Required work → Print each line exactly as it is given.
--------------------------------------------------
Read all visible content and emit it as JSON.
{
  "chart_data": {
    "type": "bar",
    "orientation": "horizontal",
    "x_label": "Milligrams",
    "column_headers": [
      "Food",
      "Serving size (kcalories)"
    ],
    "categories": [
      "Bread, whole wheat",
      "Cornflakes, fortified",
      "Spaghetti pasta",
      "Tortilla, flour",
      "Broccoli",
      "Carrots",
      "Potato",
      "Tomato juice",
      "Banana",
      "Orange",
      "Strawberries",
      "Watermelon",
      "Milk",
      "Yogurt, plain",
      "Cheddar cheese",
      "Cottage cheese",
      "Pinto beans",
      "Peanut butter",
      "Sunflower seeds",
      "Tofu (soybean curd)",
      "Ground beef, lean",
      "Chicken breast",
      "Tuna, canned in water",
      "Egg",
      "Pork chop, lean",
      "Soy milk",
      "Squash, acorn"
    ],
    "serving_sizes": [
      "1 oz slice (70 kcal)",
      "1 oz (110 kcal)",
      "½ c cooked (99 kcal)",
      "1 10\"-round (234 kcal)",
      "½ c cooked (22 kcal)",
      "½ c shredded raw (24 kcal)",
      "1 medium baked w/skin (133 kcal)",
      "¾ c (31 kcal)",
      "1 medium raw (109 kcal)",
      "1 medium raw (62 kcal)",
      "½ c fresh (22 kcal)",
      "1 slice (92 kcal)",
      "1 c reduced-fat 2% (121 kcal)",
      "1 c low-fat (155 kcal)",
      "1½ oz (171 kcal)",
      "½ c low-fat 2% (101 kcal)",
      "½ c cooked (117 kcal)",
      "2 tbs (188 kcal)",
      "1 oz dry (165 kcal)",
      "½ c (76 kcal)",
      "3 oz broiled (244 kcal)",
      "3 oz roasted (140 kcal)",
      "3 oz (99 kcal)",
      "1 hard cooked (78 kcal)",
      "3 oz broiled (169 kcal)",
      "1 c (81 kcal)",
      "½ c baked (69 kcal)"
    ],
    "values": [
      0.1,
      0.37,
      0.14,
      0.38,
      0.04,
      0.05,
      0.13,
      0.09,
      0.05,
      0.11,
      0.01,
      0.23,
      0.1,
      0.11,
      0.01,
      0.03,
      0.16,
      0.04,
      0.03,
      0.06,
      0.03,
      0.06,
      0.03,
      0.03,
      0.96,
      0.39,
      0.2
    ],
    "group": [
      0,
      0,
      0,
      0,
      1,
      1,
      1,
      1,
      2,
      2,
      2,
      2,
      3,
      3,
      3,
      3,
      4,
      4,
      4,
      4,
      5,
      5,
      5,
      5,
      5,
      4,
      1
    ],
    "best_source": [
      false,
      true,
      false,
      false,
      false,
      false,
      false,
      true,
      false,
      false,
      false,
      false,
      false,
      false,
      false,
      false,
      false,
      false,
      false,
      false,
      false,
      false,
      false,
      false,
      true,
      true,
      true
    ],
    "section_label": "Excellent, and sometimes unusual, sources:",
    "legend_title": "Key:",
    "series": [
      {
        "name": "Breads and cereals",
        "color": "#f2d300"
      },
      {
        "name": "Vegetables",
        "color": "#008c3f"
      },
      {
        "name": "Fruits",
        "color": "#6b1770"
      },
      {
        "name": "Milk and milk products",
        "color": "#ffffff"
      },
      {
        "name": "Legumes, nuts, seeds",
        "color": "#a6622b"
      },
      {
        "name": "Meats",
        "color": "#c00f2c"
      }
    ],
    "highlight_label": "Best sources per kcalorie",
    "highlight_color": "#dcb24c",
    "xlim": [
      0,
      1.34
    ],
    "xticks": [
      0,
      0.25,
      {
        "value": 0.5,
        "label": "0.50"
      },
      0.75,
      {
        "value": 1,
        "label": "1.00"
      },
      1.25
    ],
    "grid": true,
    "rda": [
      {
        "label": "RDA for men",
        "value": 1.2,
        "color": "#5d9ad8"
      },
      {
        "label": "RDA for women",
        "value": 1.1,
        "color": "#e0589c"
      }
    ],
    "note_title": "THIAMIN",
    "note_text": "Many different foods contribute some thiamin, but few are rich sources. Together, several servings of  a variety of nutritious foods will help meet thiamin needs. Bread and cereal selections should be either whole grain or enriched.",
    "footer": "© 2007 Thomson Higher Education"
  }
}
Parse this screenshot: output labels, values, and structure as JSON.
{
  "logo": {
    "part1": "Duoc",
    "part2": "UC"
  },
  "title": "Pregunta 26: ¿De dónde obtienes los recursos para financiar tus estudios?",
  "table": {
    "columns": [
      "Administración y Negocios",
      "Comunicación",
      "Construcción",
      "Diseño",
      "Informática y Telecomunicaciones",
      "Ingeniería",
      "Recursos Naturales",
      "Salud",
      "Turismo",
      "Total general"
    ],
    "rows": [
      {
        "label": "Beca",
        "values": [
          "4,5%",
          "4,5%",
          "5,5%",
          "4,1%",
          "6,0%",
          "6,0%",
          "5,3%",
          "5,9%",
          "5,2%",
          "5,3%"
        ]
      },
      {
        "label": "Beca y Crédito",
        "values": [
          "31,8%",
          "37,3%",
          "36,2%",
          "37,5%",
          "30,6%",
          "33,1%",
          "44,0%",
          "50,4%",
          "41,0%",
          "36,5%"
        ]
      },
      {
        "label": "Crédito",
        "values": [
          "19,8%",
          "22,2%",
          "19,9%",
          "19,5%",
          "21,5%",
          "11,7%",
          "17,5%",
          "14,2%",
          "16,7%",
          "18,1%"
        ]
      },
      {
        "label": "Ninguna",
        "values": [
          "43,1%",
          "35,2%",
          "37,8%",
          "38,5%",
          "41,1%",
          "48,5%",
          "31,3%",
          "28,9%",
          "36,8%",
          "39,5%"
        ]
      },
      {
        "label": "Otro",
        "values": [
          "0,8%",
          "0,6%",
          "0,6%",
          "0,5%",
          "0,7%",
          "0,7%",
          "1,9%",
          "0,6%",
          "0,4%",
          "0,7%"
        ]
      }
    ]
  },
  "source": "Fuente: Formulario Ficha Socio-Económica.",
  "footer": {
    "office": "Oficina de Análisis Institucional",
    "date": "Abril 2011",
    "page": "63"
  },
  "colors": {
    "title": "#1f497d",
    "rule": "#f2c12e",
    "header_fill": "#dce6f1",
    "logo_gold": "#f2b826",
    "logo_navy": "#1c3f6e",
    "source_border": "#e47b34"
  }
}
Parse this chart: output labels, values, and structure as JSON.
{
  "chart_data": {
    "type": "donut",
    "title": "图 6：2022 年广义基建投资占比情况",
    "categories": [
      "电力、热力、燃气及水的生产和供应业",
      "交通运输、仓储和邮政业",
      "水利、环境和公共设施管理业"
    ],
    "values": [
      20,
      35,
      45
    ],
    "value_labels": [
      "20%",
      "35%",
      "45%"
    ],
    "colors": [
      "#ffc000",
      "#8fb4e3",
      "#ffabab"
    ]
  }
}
--------------------------------------------------
Answer to this exercise →
Read all visible content and emit it as JSON.
{
  "chart_data": {
    "type": "bar",
    "orientation": "horizontal",
    "x_label": "Milligrams",
    "column_headers": [
      "Food",
      "Serving size (kcalories)"
    ],
    "categories": [
      "Bread, whole wheat",
      "Cornflakes, fortified",
      "Spaghetti pasta",
      "Tortilla, flour",
      "Broccoli",
      "Carrots",
      "Potato",
      "Tomato juice",
      "Banana",
      "Orange",
      "Strawberries",
      "Watermelon",
      "Milk",
      "Yogurt, plain",
      "Cheddar cheese",
      "Cottage cheese",
      "Pinto beans",
      "Peanut butter",
      "Sunflower seeds",
      "Tofu (soybean curd)",
      "Ground beef, lean",
      "Chicken breast",
      "Tuna, canned in water",
      "Egg",
      "Pork chop, lean",
      "Soy milk",
      "Squash, acorn"
    ],
    "serving_sizes": [
      "1 oz slice (70 kcal)",
      "1 oz (110 kcal)",
      "½ c cooked (99 kcal)",
      "1 10\"-round (234 kcal)",
      "½ c cooked (22 kcal)",
      "½ c shredded raw (24 kcal)",
      "1 medium baked w/skin (133 kcal)",
      "¾ c (31 kcal)",
      "1 medium raw (109 kcal)",
      "1 medium raw (62 kcal)",
      "½ c fresh (22 kcal)",
      "1 slice (92 kcal)",
      "1 c reduced-fat 2% (121 kcal)",
      "1 c low-fat (155 kcal)",
      "1½ oz (171 kcal)",
      "½ c low-fat 2% (101 kcal)",
      "½ c cooked (117 kcal)",
      "2 tbs (188 kcal)",
      "1 oz dry (165 kcal)",
      "½ c (76 kcal)",
      "3 oz broiled (244 kcal)",
      "3 oz roasted (140 kcal)",
      "3 oz (99 kcal)",
      "1 hard cooked (78 kcal)",
      "3 oz broiled (169 kcal)",
      "1 c (81 kcal)",
      "½ c baked (69 kcal)"
    ],
    "values": [
      0.1,
      0.37,
      0.14,
      0.38,
      0.04,
      0.05,
      0.13,
      0.09,
      0.05,
      0.11,
      0.01,
      0.23,
      0.1,
      0.11,
      0.01,
      0.03,
      0.16,
      0.04,
      0.03,
      0.06,
      0.03,
      0.06,
      0.03,
      0.03,
      0.96,
      0.39,
      0.2
    ],
    "group": [
      0,
      0,
      0,
      0,
      1,
      1,
      1,
      1,
      2,
      2,
      2,
      2,
      3,
      3,
      3,
      3,
      4,
      4,
      4,
      4,
      5,
      5,
      5,
      5,
      5,
      4,
      1
    ],
    "best_source": [
      false,
      true,
      false,
      false,
      false,
      false,
      false,
      true,
      false,
      false,
      false,
      false,
      false,
      false,
      false,
      false,
      false,
      false,
      false,
      false,
      false,
      false,
      false,
      false,
      true,
      true,
      true
    ],
    "section_label": "Excellent, and sometimes unusual, sources:",
    "legend_title": "Key:",
    "series": [
      {
        "name": "Breads and cereals",
        "color": "#f2d300"
      },
      {
        "name": "Vegetables",
        "color": "#008c3f"
      },
      {
        "name": "Fruits",
        "color": "#6b1770"
      },
      {
        "name": "Milk and milk products",
        "color": "#ffffff"
      },
      {
        "name": "Legumes, nuts, seeds",
        "color": "#a6622b"
      },
      {
        "name": "Meats",
        "color": "#c00f2c"
      }
    ],
    "highlight_label": "Best sources per kcalorie",
    "highlight_color": "#dcb24c",
    "xlim": [
      0,
      1.34
    ],
    "xticks": [
      0,
      0.25,
      {
        "value": 0.5,
        "label": "0.50"
      },
      0.75,
      {
        "value": 1,
        "label": "1.00"
      },
      1.25
    ],
    "grid": true,
    "rda": [
      {
        "label": "RDA for men",
        "value": 1.2,
        "color": "#5d9ad8"
      },
      {
        "label": "RDA for women",
        "value": 1.1,
        "color": "#e0589c"
      }
    ],
    "note_title": "THIAMIN",
    "note_text": "Many different foods contribute some thiamin, but few are rich sources. Together, several servings of  a variety of nutritious foods will help meet thiamin needs. Bread and cereal selections should be either whole grain or enriched.",
    "footer": "© 2007 Thomson Higher Education"
  }
}
Parse this screenshot: output labels, values, and structure as JSON.
{
  "logo": {
    "part1": "Duoc",
    "part2": "UC"
  },
  "title": "Pregunta 26: ¿De dónde obtienes los recursos para financiar tus estudios?",
  "table": {
    "columns": [
      "Administración y Negocios",
      "Comunicación",
      "Construcción",
      "Diseño",
      "Informática y Telecomunicaciones",
      "Ingeniería",
      "Recursos Naturales",
      "Salud",
      "Turismo",
      "Total general"
    ],
    "rows": [
      {
        "label": "Beca",
        "values": [
          "4,5%",
          "4,5%",
          "5,5%",
          "4,1%",
          "6,0%",
          "6,0%",
          "5,3%",
          "5,9%",
          "5,2%",
          "5,3%"
        ]
      },
      {
        "label": "Beca y Crédito",
        "values": [
          "31,8%",
          "37,3%",
          "36,2%",
          "37,5%",
          "30,6%",
          "33,1%",
          "44,0%",
          "50,4%",
          "41,0%",
          "36,5%"
        ]
      },
      {
        "label": "Crédito",
        "values": [
          "19,8%",
          "22,2%",
          "19,9%",
          "19,5%",
          "21,5%",
          "11,7%",
          "17,5%",
          "14,2%",
          "16,7%",
          "18,1%"
        ]
      },
      {
        "label": "Ninguna",
        "values": [
          "43,1%",
          "35,2%",
          "37,8%",
          "38,5%",
          "41,1%",
          "48,5%",
          "31,3%",
          "28,9%",
          "36,8%",
          "39,5%"
        ]
      },
      {
        "label": "Otro",
        "values": [
          "0,8%",
          "0,6%",
          "0,6%",
          "0,5%",
          "0,7%",
          "0,7%",
          "1,9%",
          "0,6%",
          "0,4%",
          "0,7%"
        ]
      }
    ]
  },
  "source": "Fuente: Formulario Ficha Socio-Económica.",
  "footer": {
    "office": "Oficina de Análisis Institucional",
    "date": "Abril 2011",
    "page": "63"
  },
  "colors": {
    "title": "#1f497d",
    "rule": "#f2c12e",
    "header_fill": "#dce6f1",
    "logo_gold": "#f2b826",
    "logo_navy": "#1c3f6e",
    "source_border": "#e47b34"
  }
}
Parse this chart: output labels, values, and structure as JSON.
{
  "chart_data": {
    "type": "donut",
    "title": "图 6：2022 年广义基建投资占比情况",
    "categories": [
      "电力、热力、燃气及水的生产和供应业",
      "交通运输、仓储和邮政业",
      "水利、环境和公共设施管理业"
    ],
    "values": [
      20,
      35,
      45
    ],
    "value_labels": [
      "20%",
      "35%",
      "45%"
    ],
    "colors": [
      "#ffc000",
      "#8fb4e3",
      "#ffabab"
    ]
  }
}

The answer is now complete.